Work to be completed:
Your task is to reproduce the entries below word for word.

Material for this task:
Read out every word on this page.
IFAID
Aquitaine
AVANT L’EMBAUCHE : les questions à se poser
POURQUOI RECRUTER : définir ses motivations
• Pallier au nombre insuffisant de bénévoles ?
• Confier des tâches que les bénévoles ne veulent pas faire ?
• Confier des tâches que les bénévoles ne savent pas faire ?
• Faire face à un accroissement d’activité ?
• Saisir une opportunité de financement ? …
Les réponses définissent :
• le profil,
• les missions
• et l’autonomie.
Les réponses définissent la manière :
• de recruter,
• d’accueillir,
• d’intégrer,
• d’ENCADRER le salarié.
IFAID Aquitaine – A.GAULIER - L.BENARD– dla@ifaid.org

Final result:
Read out every word on this page.
IFAID
Aquitaine
AVANT L’EMBAUCHE : les questions à se poser
POURQUOI RECRUTER : définir ses motivations
• Pallier au nombre insuffisant de bénévoles ?
• Confier des tâches que les bénévoles ne veulent pas faire ?
• Confier des tâches que les bénévoles ne savent pas faire ?
• Faire face à un accroissement d’activité ?
• Saisir une opportunité de financement ? …
Les réponses définissent :
• le profil,
• les missions
• et l’autonomie.
Les réponses définissent la manière :
• de recruter,
• d’accueillir,
• d’intégrer,
• d’ENCADRER le salarié.
IFAID Aquitaine – A.GAULIER - L.BENARD– dla@ifaid.org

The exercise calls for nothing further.